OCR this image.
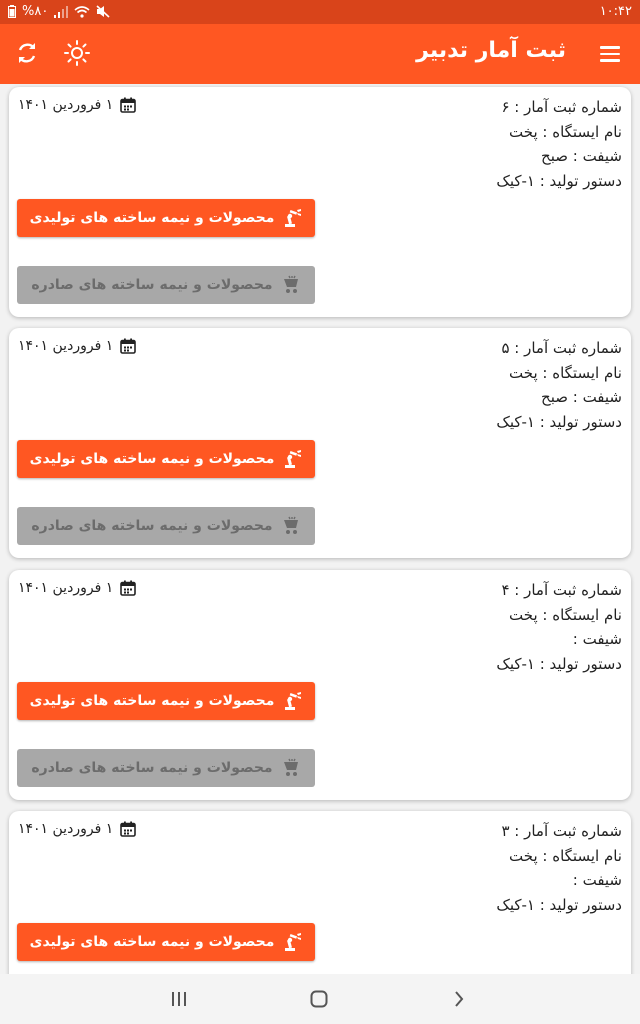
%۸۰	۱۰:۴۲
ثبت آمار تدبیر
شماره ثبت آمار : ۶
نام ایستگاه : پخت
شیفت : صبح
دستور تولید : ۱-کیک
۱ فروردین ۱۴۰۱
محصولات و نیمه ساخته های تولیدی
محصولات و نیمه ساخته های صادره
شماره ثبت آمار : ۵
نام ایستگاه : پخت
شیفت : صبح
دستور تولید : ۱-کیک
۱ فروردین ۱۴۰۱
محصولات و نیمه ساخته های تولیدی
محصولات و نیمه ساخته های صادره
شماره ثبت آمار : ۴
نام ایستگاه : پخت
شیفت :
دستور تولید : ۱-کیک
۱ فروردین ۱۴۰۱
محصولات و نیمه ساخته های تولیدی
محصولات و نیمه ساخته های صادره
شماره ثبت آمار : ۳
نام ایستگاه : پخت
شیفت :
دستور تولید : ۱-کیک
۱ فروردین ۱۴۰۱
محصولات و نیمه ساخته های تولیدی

* * *

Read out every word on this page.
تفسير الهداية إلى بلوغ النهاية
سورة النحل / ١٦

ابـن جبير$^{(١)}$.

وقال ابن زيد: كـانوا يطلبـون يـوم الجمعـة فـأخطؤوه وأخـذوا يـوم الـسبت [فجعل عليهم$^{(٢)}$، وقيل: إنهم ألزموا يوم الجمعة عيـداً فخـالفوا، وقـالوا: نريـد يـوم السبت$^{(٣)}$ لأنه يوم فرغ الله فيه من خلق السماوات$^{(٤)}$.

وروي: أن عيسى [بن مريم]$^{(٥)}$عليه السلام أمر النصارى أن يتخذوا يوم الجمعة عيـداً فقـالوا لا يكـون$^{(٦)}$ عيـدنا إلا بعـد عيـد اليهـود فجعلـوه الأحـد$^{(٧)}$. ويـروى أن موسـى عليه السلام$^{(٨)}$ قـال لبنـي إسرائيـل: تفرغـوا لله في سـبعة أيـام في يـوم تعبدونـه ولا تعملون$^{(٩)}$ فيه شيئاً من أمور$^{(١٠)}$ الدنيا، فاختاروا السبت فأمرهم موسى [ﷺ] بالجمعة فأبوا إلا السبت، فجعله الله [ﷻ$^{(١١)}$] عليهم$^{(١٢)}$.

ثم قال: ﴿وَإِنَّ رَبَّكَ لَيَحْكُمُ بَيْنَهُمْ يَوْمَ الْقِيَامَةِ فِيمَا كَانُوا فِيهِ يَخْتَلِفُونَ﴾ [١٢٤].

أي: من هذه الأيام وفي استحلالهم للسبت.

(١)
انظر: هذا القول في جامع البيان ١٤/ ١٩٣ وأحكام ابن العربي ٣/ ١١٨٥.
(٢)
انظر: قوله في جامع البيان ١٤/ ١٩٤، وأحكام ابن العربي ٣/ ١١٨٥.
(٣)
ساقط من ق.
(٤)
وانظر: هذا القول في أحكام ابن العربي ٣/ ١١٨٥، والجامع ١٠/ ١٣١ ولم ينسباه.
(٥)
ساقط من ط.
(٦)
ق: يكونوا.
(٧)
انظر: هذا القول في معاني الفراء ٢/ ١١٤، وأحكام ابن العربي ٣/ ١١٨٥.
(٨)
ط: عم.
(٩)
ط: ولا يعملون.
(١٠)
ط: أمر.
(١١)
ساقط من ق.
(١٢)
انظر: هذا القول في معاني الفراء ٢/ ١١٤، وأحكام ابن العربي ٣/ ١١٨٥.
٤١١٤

→ **Work to complete**
Of the lines above, how many hold the word "this"? Say the number alone.

→ **Output**
2